Exercise instructions →
What is the number of lines in the entries that include the word "title"? Respond with the number only.

▼

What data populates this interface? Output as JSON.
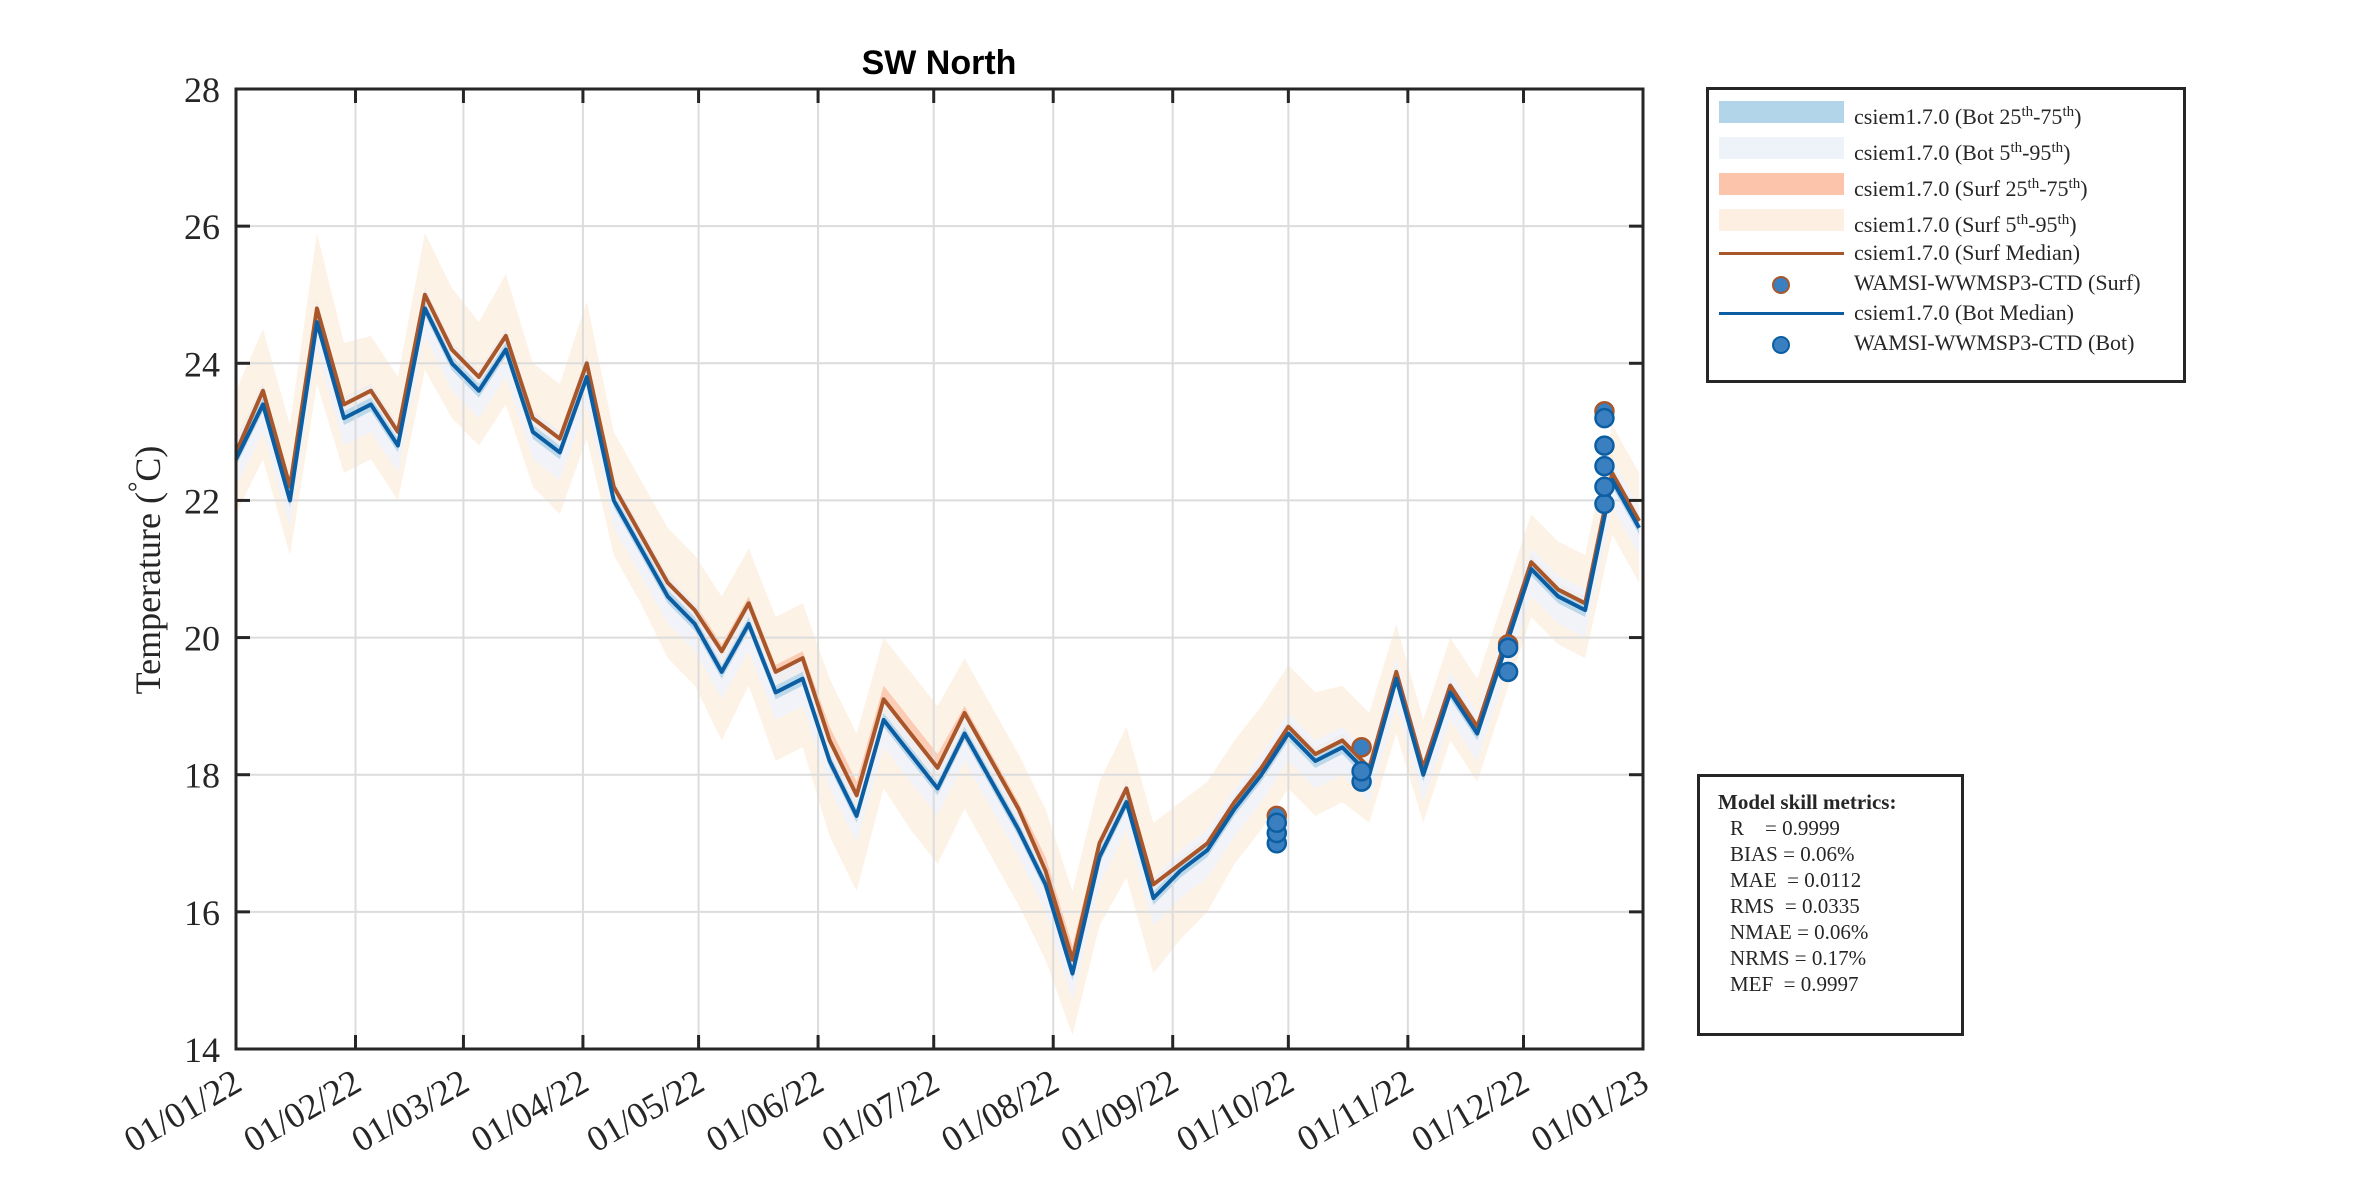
{
  "chart_data": {
    "type": "line",
    "title": "SW North",
    "ylabel": "Temperature (°C)",
    "ylabel_parts": {
      "pre": "Temperature (",
      "deg": "°",
      "post": "C)"
    },
    "xlabel": "",
    "ylim": [
      14,
      28
    ],
    "yticks": [
      14,
      16,
      18,
      20,
      22,
      24,
      26,
      28
    ],
    "xlim": [
      "2022-01-01",
      "2023-01-01"
    ],
    "xticks": [
      "2022-01-01",
      "2022-02-01",
      "2022-03-01",
      "2022-04-01",
      "2022-05-01",
      "2022-06-01",
      "2022-07-01",
      "2022-08-01",
      "2022-09-01",
      "2022-10-01",
      "2022-11-01",
      "2022-12-01",
      "2023-01-01"
    ],
    "xtick_labels": [
      "01/01/22",
      "01/02/22",
      "01/03/22",
      "01/04/22",
      "01/05/22",
      "01/06/22",
      "01/07/22",
      "01/08/22",
      "01/09/22",
      "01/10/22",
      "01/11/22",
      "01/12/22",
      "01/01/23"
    ],
    "grid": true,
    "legend_placement": "outside-top-right",
    "colors": {
      "bot_25_75": "#b3d5ea",
      "bot_5_95": "#eef3fa",
      "surf_25_75": "#fcc5ab",
      "surf_5_95": "#fdf0e2",
      "surf_median": "#a9572a",
      "bot_median": "#0c5ea3",
      "obs_fill": "#3a7fbf",
      "grid": "#dcdcdc",
      "axis": "#262626"
    },
    "x": [
      "2022-01-01",
      "2022-01-08",
      "2022-01-15",
      "2022-01-22",
      "2022-01-29",
      "2022-02-05",
      "2022-02-12",
      "2022-02-19",
      "2022-02-26",
      "2022-03-05",
      "2022-03-12",
      "2022-03-19",
      "2022-03-26",
      "2022-04-02",
      "2022-04-09",
      "2022-04-16",
      "2022-04-23",
      "2022-04-30",
      "2022-05-07",
      "2022-05-14",
      "2022-05-21",
      "2022-05-28",
      "2022-06-04",
      "2022-06-11",
      "2022-06-18",
      "2022-06-25",
      "2022-07-02",
      "2022-07-09",
      "2022-07-16",
      "2022-07-23",
      "2022-07-30",
      "2022-08-06",
      "2022-08-13",
      "2022-08-20",
      "2022-08-27",
      "2022-09-03",
      "2022-09-10",
      "2022-09-17",
      "2022-09-24",
      "2022-10-01",
      "2022-10-08",
      "2022-10-15",
      "2022-10-22",
      "2022-10-29",
      "2022-11-05",
      "2022-11-12",
      "2022-11-19",
      "2022-11-26",
      "2022-12-03",
      "2022-12-10",
      "2022-12-17",
      "2022-12-24",
      "2022-12-31"
    ],
    "series": [
      {
        "name": "csiem1.7.0 (Surf 5th-95th)",
        "kind": "band",
        "lower": [
          21.8,
          22.6,
          21.2,
          23.7,
          22.4,
          22.6,
          22.0,
          23.9,
          23.2,
          22.8,
          23.4,
          22.2,
          21.8,
          22.9,
          21.2,
          20.5,
          19.7,
          19.3,
          18.5,
          19.3,
          18.2,
          18.4,
          17.1,
          16.3,
          17.8,
          17.2,
          16.7,
          17.5,
          16.8,
          16.1,
          15.3,
          14.2,
          15.8,
          16.5,
          15.1,
          15.6,
          16.0,
          16.7,
          17.2,
          17.8,
          17.4,
          17.6,
          17.3,
          18.6,
          17.3,
          18.5,
          17.9,
          19.1,
          20.3,
          19.9,
          19.7,
          21.5,
          20.8
        ],
        "upper": [
          23.6,
          24.5,
          23.1,
          25.9,
          24.3,
          24.4,
          23.8,
          25.9,
          25.1,
          24.6,
          25.3,
          24.0,
          23.7,
          24.9,
          23.0,
          22.3,
          21.6,
          21.2,
          20.6,
          21.3,
          20.3,
          20.5,
          19.4,
          18.6,
          20.0,
          19.5,
          19.0,
          19.7,
          19.0,
          18.3,
          17.5,
          16.3,
          17.9,
          18.7,
          17.3,
          17.6,
          17.9,
          18.5,
          19.0,
          19.6,
          19.2,
          19.3,
          18.9,
          20.2,
          18.8,
          20.0,
          19.4,
          20.6,
          21.8,
          21.4,
          21.2,
          23.1,
          22.4
        ]
      },
      {
        "name": "csiem1.7.0 (Surf 25th-75th)",
        "kind": "band",
        "lower": [
          22.5,
          23.3,
          21.9,
          24.5,
          23.1,
          23.3,
          22.7,
          24.7,
          23.9,
          23.5,
          24.1,
          22.9,
          22.6,
          23.7,
          21.9,
          21.2,
          20.5,
          20.1,
          19.4,
          20.1,
          19.1,
          19.3,
          18.1,
          17.3,
          18.7,
          18.2,
          17.7,
          18.5,
          17.8,
          17.1,
          16.3,
          15.0,
          16.7,
          17.5,
          16.1,
          16.5,
          16.8,
          17.4,
          17.9,
          18.5,
          18.1,
          18.3,
          17.9,
          19.3,
          17.9,
          19.1,
          18.5,
          19.7,
          20.9,
          20.5,
          20.3,
          22.2,
          21.5
        ],
        "upper": [
          22.9,
          23.7,
          22.3,
          24.9,
          23.5,
          23.7,
          23.1,
          25.1,
          24.3,
          23.9,
          24.5,
          23.3,
          23.0,
          24.1,
          22.3,
          21.6,
          20.9,
          20.5,
          19.9,
          20.6,
          19.6,
          19.8,
          18.7,
          17.9,
          19.3,
          18.8,
          18.3,
          19.0,
          18.3,
          17.6,
          16.8,
          15.5,
          17.1,
          17.9,
          16.5,
          16.8,
          17.1,
          17.7,
          18.2,
          18.8,
          18.4,
          18.6,
          18.2,
          19.6,
          18.2,
          19.4,
          18.8,
          20.0,
          21.2,
          20.8,
          20.6,
          22.5,
          21.8
        ]
      },
      {
        "name": "csiem1.7.0 (Bot 5th-95th)",
        "kind": "band",
        "lower": [
          22.2,
          23.0,
          21.6,
          24.2,
          22.8,
          23.0,
          22.4,
          24.4,
          23.6,
          23.2,
          23.8,
          22.6,
          22.3,
          23.4,
          21.6,
          20.9,
          20.2,
          19.8,
          19.1,
          19.8,
          18.8,
          19.0,
          17.8,
          17.0,
          18.4,
          17.9,
          17.4,
          18.2,
          17.5,
          16.8,
          16.0,
          14.7,
          16.4,
          17.2,
          15.8,
          16.2,
          16.5,
          17.1,
          17.6,
          18.2,
          17.8,
          18.0,
          17.6,
          19.0,
          17.6,
          18.8,
          18.2,
          19.4,
          20.6,
          20.2,
          20.0,
          21.9,
          21.2
        ],
        "upper": [
          22.9,
          23.7,
          22.3,
          24.9,
          23.5,
          23.7,
          23.1,
          25.1,
          24.3,
          23.9,
          24.5,
          23.3,
          23.0,
          24.1,
          22.3,
          21.6,
          20.9,
          20.5,
          19.8,
          20.5,
          19.5,
          19.7,
          18.5,
          17.7,
          19.1,
          18.6,
          18.1,
          18.9,
          18.2,
          17.5,
          16.7,
          15.4,
          17.1,
          17.9,
          16.5,
          16.9,
          17.2,
          17.8,
          18.3,
          18.9,
          18.5,
          18.7,
          18.3,
          19.7,
          18.3,
          19.5,
          18.9,
          20.1,
          21.3,
          20.9,
          20.7,
          22.6,
          21.9
        ]
      },
      {
        "name": "csiem1.7.0 (Bot 25th-75th)",
        "kind": "band",
        "lower": [
          22.5,
          23.3,
          21.9,
          24.5,
          23.1,
          23.3,
          22.7,
          24.7,
          23.9,
          23.5,
          24.1,
          22.9,
          22.6,
          23.7,
          21.9,
          21.2,
          20.5,
          20.1,
          19.4,
          20.1,
          19.1,
          19.3,
          18.1,
          17.3,
          18.7,
          18.2,
          17.7,
          18.5,
          17.8,
          17.1,
          16.3,
          15.0,
          16.7,
          17.5,
          16.1,
          16.5,
          16.8,
          17.4,
          17.9,
          18.5,
          18.1,
          18.3,
          17.9,
          19.3,
          17.9,
          19.1,
          18.5,
          19.7,
          20.9,
          20.5,
          20.3,
          22.2,
          21.5
        ],
        "upper": [
          22.7,
          23.5,
          22.1,
          24.7,
          23.3,
          23.5,
          22.9,
          24.9,
          24.1,
          23.7,
          24.3,
          23.1,
          22.8,
          23.9,
          22.1,
          21.4,
          20.7,
          20.3,
          19.6,
          20.3,
          19.3,
          19.5,
          18.3,
          17.5,
          18.9,
          18.4,
          17.9,
          18.7,
          18.0,
          17.3,
          16.5,
          15.2,
          16.9,
          17.7,
          16.3,
          16.7,
          17.0,
          17.6,
          18.1,
          18.7,
          18.3,
          18.5,
          18.1,
          19.5,
          18.1,
          19.3,
          18.7,
          19.9,
          21.1,
          20.7,
          20.5,
          22.4,
          21.7
        ]
      },
      {
        "name": "csiem1.7.0 (Surf Median)",
        "kind": "line",
        "values": [
          22.7,
          23.6,
          22.2,
          24.8,
          23.4,
          23.6,
          23.0,
          25.0,
          24.2,
          23.8,
          24.4,
          23.2,
          22.9,
          24.0,
          22.2,
          21.5,
          20.8,
          20.4,
          19.8,
          20.5,
          19.5,
          19.7,
          18.5,
          17.7,
          19.1,
          18.6,
          18.1,
          18.9,
          18.2,
          17.5,
          16.6,
          15.3,
          17.0,
          17.8,
          16.4,
          16.7,
          17.0,
          17.6,
          18.1,
          18.7,
          18.3,
          18.5,
          18.1,
          19.5,
          18.1,
          19.3,
          18.7,
          19.9,
          21.1,
          20.7,
          20.5,
          22.4,
          21.7
        ]
      },
      {
        "name": "csiem1.7.0 (Bot Median)",
        "kind": "line",
        "values": [
          22.6,
          23.4,
          22.0,
          24.6,
          23.2,
          23.4,
          22.8,
          24.8,
          24.0,
          23.6,
          24.2,
          23.0,
          22.7,
          23.8,
          22.0,
          21.3,
          20.6,
          20.2,
          19.5,
          20.2,
          19.2,
          19.4,
          18.2,
          17.4,
          18.8,
          18.3,
          17.8,
          18.6,
          17.9,
          17.2,
          16.4,
          15.1,
          16.8,
          17.6,
          16.2,
          16.6,
          16.9,
          17.5,
          18.0,
          18.6,
          18.2,
          18.4,
          18.0,
          19.4,
          18.0,
          19.2,
          18.6,
          19.8,
          21.0,
          20.6,
          20.4,
          22.3,
          21.6
        ]
      }
    ],
    "observations": {
      "surf": {
        "name": "WAMSI-WWMSP3-CTD (Surf)",
        "x": [
          "2022-09-28",
          "2022-10-20",
          "2022-11-27",
          "2022-12-22"
        ],
        "values": [
          17.4,
          18.4,
          19.9,
          23.3
        ]
      },
      "bot": {
        "name": "WAMSI-WWMSP3-CTD (Bot)",
        "x": [
          "2022-09-28",
          "2022-09-28",
          "2022-09-28",
          "2022-10-20",
          "2022-10-20",
          "2022-11-27",
          "2022-11-27",
          "2022-12-22",
          "2022-12-22",
          "2022-12-22",
          "2022-12-22",
          "2022-12-22"
        ],
        "values": [
          17.0,
          17.15,
          17.3,
          17.9,
          18.05,
          19.5,
          19.85,
          21.95,
          22.2,
          22.5,
          22.8,
          23.2
        ]
      }
    }
  },
  "legend": {
    "items": [
      {
        "type": "band",
        "color_key": "bot_25_75",
        "pre": "csiem1.7.0 (Bot 25",
        "sup1": "th",
        "mid": "-75",
        "sup2": "th",
        "post": ")"
      },
      {
        "type": "band",
        "color_key": "bot_5_95",
        "pre": "csiem1.7.0 (Bot 5",
        "sup1": "th",
        "mid": "-95",
        "sup2": "th",
        "post": ")"
      },
      {
        "type": "band",
        "color_key": "surf_25_75",
        "pre": "csiem1.7.0 (Surf 25",
        "sup1": "th",
        "mid": "-75",
        "sup2": "th",
        "post": ")"
      },
      {
        "type": "band",
        "color_key": "surf_5_95",
        "pre": "csiem1.7.0 (Surf 5",
        "sup1": "th",
        "mid": "-95",
        "sup2": "th",
        "post": ")"
      },
      {
        "type": "line",
        "color_key": "surf_median",
        "pre": "csiem1.7.0 (Surf Median)"
      },
      {
        "type": "marker",
        "edge_key": "surf_median",
        "pre": "WAMSI-WWMSP3-CTD (Surf)"
      },
      {
        "type": "line",
        "color_key": "bot_median",
        "pre": "csiem1.7.0 (Bot Median)"
      },
      {
        "type": "marker",
        "edge_key": "bot_median",
        "pre": "WAMSI-WWMSP3-CTD (Bot)"
      }
    ]
  },
  "metrics": {
    "title": "Model skill metrics:",
    "lines": [
      "R    = 0.9999",
      "BIAS = 0.06%",
      "MAE  = 0.0112",
      "RMS  = 0.0335",
      "NMAE = 0.06%",
      "NRMS = 0.17%",
      "MEF  = 0.9997"
    ]
  }
}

▲

Completed exercise →
2